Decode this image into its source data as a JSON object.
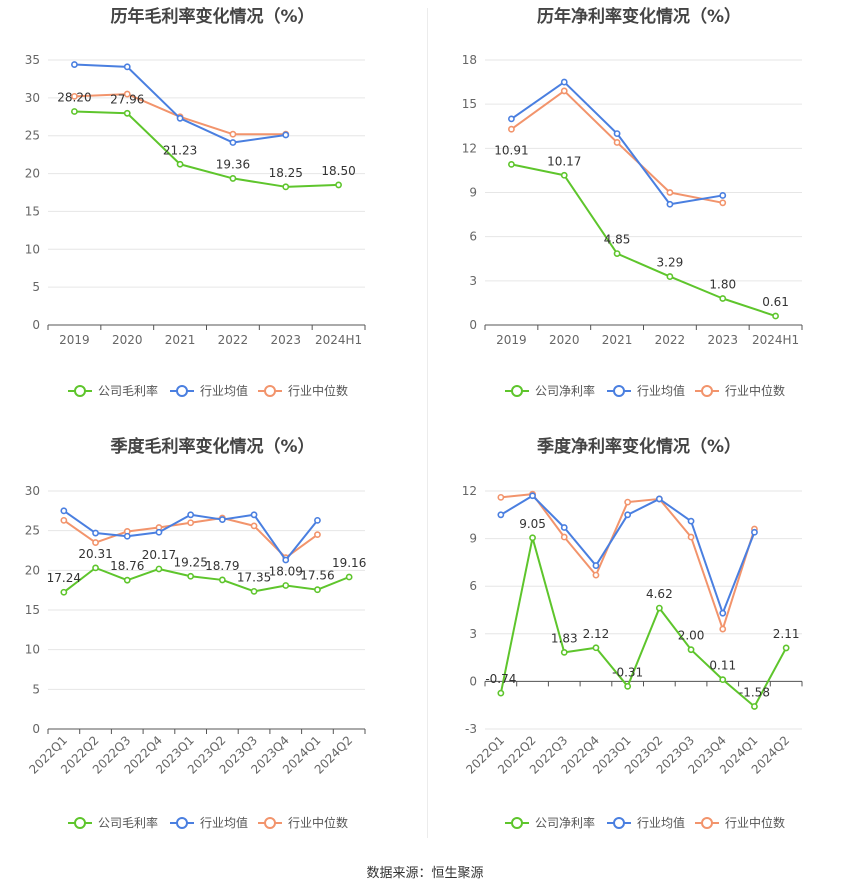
{
  "source": "数据来源：恒生聚源",
  "colors": {
    "company": "#5ec52c",
    "industry_avg": "#4a7fe0",
    "industry_median": "#f2946c"
  },
  "chart_data": [
    {
      "type": "line",
      "title": "历年毛利率变化情况（%）",
      "categories": [
        "2019",
        "2020",
        "2021",
        "2022",
        "2023",
        "2024H1"
      ],
      "ylim": [
        0,
        35
      ],
      "yticks": [
        0,
        5,
        10,
        15,
        20,
        25,
        30,
        35
      ],
      "legend": "bottom",
      "series": [
        {
          "name": "公司毛利率",
          "values": [
            28.2,
            27.96,
            21.23,
            19.36,
            18.25,
            18.5
          ],
          "labels": [
            "28.20",
            "27.96",
            "21.23",
            "19.36",
            "18.25",
            "18.50"
          ]
        },
        {
          "name": "行业均值",
          "values": [
            34.4,
            34.1,
            27.3,
            24.1,
            25.1,
            null
          ]
        },
        {
          "name": "行业中位数",
          "values": [
            30.2,
            30.5,
            27.5,
            25.2,
            25.2,
            null
          ]
        }
      ]
    },
    {
      "type": "line",
      "title": "历年净利率变化情况（%）",
      "categories": [
        "2019",
        "2020",
        "2021",
        "2022",
        "2023",
        "2024H1"
      ],
      "ylim": [
        0,
        18
      ],
      "yticks": [
        0,
        3,
        6,
        9,
        12,
        15,
        18
      ],
      "legend": "bottom",
      "series": [
        {
          "name": "公司净利率",
          "values": [
            10.91,
            10.17,
            4.85,
            3.29,
            1.8,
            0.61
          ],
          "labels": [
            "10.91",
            "10.17",
            "4.85",
            "3.29",
            "1.80",
            "0.61"
          ]
        },
        {
          "name": "行业均值",
          "values": [
            14.0,
            16.5,
            13.0,
            8.2,
            8.8,
            null
          ]
        },
        {
          "name": "行业中位数",
          "values": [
            13.3,
            15.9,
            12.4,
            9.0,
            8.3,
            null
          ]
        }
      ]
    },
    {
      "type": "line",
      "title": "季度毛利率变化情况（%）",
      "categories": [
        "2022Q1",
        "2022Q2",
        "2022Q3",
        "2022Q4",
        "2023Q1",
        "2023Q2",
        "2023Q3",
        "2023Q4",
        "2024Q1",
        "2024Q2"
      ],
      "ylim": [
        0,
        30
      ],
      "yticks": [
        0,
        5,
        10,
        15,
        20,
        25,
        30
      ],
      "legend": "bottom",
      "series": [
        {
          "name": "公司毛利率",
          "values": [
            17.24,
            20.31,
            18.76,
            20.17,
            19.25,
            18.79,
            17.35,
            18.09,
            17.56,
            19.16
          ],
          "labels": [
            "17.24",
            "20.31",
            "18.76",
            "20.17",
            "19.25",
            "18.79",
            "17.35",
            "18.09",
            "17.56",
            "19.16"
          ]
        },
        {
          "name": "行业均值",
          "values": [
            27.5,
            24.7,
            24.3,
            24.8,
            27.0,
            26.4,
            27.0,
            21.3,
            26.3,
            null
          ]
        },
        {
          "name": "行业中位数",
          "values": [
            26.3,
            23.5,
            24.9,
            25.4,
            26.0,
            26.6,
            25.6,
            21.6,
            24.5,
            null
          ]
        }
      ]
    },
    {
      "type": "line",
      "title": "季度净利率变化情况（%）",
      "categories": [
        "2022Q1",
        "2022Q2",
        "2022Q3",
        "2022Q4",
        "2023Q1",
        "2023Q2",
        "2023Q3",
        "2023Q4",
        "2024Q1",
        "2024Q2"
      ],
      "ylim": [
        -3,
        12
      ],
      "yticks": [
        -3,
        0,
        3,
        6,
        9,
        12
      ],
      "legend": "bottom",
      "series": [
        {
          "name": "公司净利率",
          "values": [
            -0.74,
            9.05,
            1.83,
            2.12,
            -0.31,
            4.62,
            2.0,
            0.11,
            -1.58,
            2.11
          ],
          "labels": [
            "-0.74",
            "9.05",
            "1.83",
            "2.12",
            "-0.31",
            "4.62",
            "2.00",
            "0.11",
            "-1.58",
            "2.11"
          ]
        },
        {
          "name": "行业均值",
          "values": [
            10.5,
            11.7,
            9.7,
            7.3,
            10.5,
            11.5,
            10.1,
            4.3,
            9.4,
            null
          ]
        },
        {
          "name": "行业中位数",
          "values": [
            11.6,
            11.8,
            9.1,
            6.7,
            11.3,
            11.5,
            9.1,
            3.3,
            9.6,
            null
          ]
        }
      ]
    }
  ]
}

--------------------------------------------------

→ The task
Each line above is to be copied verbatim. Drop any image from the copy.

→ Exercise output
Decode this image into its source data as a JSON object.
{
  "source": "数据来源：恒生聚源",
  "colors": {
    "company": "#5ec52c",
    "industry_avg": "#4a7fe0",
    "industry_median": "#f2946c"
  },
  "chart_data": [
    {
      "type": "line",
      "title": "历年毛利率变化情况（%）",
      "categories": [
        "2019",
        "2020",
        "2021",
        "2022",
        "2023",
        "2024H1"
      ],
      "ylim": [
        0,
        35
      ],
      "yticks": [
        0,
        5,
        10,
        15,
        20,
        25,
        30,
        35
      ],
      "legend": "bottom",
      "series": [
        {
          "name": "公司毛利率",
          "values": [
            28.2,
            27.96,
            21.23,
            19.36,
            18.25,
            18.5
          ],
          "labels": [
            "28.20",
            "27.96",
            "21.23",
            "19.36",
            "18.25",
            "18.50"
          ]
        },
        {
          "name": "行业均值",
          "values": [
            34.4,
            34.1,
            27.3,
            24.1,
            25.1,
            null
          ]
        },
        {
          "name": "行业中位数",
          "values": [
            30.2,
            30.5,
            27.5,
            25.2,
            25.2,
            null
          ]
        }
      ]
    },
    {
      "type": "line",
      "title": "历年净利率变化情况（%）",
      "categories": [
        "2019",
        "2020",
        "2021",
        "2022",
        "2023",
        "2024H1"
      ],
      "ylim": [
        0,
        18
      ],
      "yticks": [
        0,
        3,
        6,
        9,
        12,
        15,
        18
      ],
      "legend": "bottom",
      "series": [
        {
          "name": "公司净利率",
          "values": [
            10.91,
            10.17,
            4.85,
            3.29,
            1.8,
            0.61
          ],
          "labels": [
            "10.91",
            "10.17",
            "4.85",
            "3.29",
            "1.80",
            "0.61"
          ]
        },
        {
          "name": "行业均值",
          "values": [
            14.0,
            16.5,
            13.0,
            8.2,
            8.8,
            null
          ]
        },
        {
          "name": "行业中位数",
          "values": [
            13.3,
            15.9,
            12.4,
            9.0,
            8.3,
            null
          ]
        }
      ]
    },
    {
      "type": "line",
      "title": "季度毛利率变化情况（%）",
      "categories": [
        "2022Q1",
        "2022Q2",
        "2022Q3",
        "2022Q4",
        "2023Q1",
        "2023Q2",
        "2023Q3",
        "2023Q4",
        "2024Q1",
        "2024Q2"
      ],
      "ylim": [
        0,
        30
      ],
      "yticks": [
        0,
        5,
        10,
        15,
        20,
        25,
        30
      ],
      "legend": "bottom",
      "series": [
        {
          "name": "公司毛利率",
          "values": [
            17.24,
            20.31,
            18.76,
            20.17,
            19.25,
            18.79,
            17.35,
            18.09,
            17.56,
            19.16
          ],
          "labels": [
            "17.24",
            "20.31",
            "18.76",
            "20.17",
            "19.25",
            "18.79",
            "17.35",
            "18.09",
            "17.56",
            "19.16"
          ]
        },
        {
          "name": "行业均值",
          "values": [
            27.5,
            24.7,
            24.3,
            24.8,
            27.0,
            26.4,
            27.0,
            21.3,
            26.3,
            null
          ]
        },
        {
          "name": "行业中位数",
          "values": [
            26.3,
            23.5,
            24.9,
            25.4,
            26.0,
            26.6,
            25.6,
            21.6,
            24.5,
            null
          ]
        }
      ]
    },
    {
      "type": "line",
      "title": "季度净利率变化情况（%）",
      "categories": [
        "2022Q1",
        "2022Q2",
        "2022Q3",
        "2022Q4",
        "2023Q1",
        "2023Q2",
        "2023Q3",
        "2023Q4",
        "2024Q1",
        "2024Q2"
      ],
      "ylim": [
        -3,
        12
      ],
      "yticks": [
        -3,
        0,
        3,
        6,
        9,
        12
      ],
      "legend": "bottom",
      "series": [
        {
          "name": "公司净利率",
          "values": [
            -0.74,
            9.05,
            1.83,
            2.12,
            -0.31,
            4.62,
            2.0,
            0.11,
            -1.58,
            2.11
          ],
          "labels": [
            "-0.74",
            "9.05",
            "1.83",
            "2.12",
            "-0.31",
            "4.62",
            "2.00",
            "0.11",
            "-1.58",
            "2.11"
          ]
        },
        {
          "name": "行业均值",
          "values": [
            10.5,
            11.7,
            9.7,
            7.3,
            10.5,
            11.5,
            10.1,
            4.3,
            9.4,
            null
          ]
        },
        {
          "name": "行业中位数",
          "values": [
            11.6,
            11.8,
            9.1,
            6.7,
            11.3,
            11.5,
            9.1,
            3.3,
            9.6,
            null
          ]
        }
      ]
    }
  ]
}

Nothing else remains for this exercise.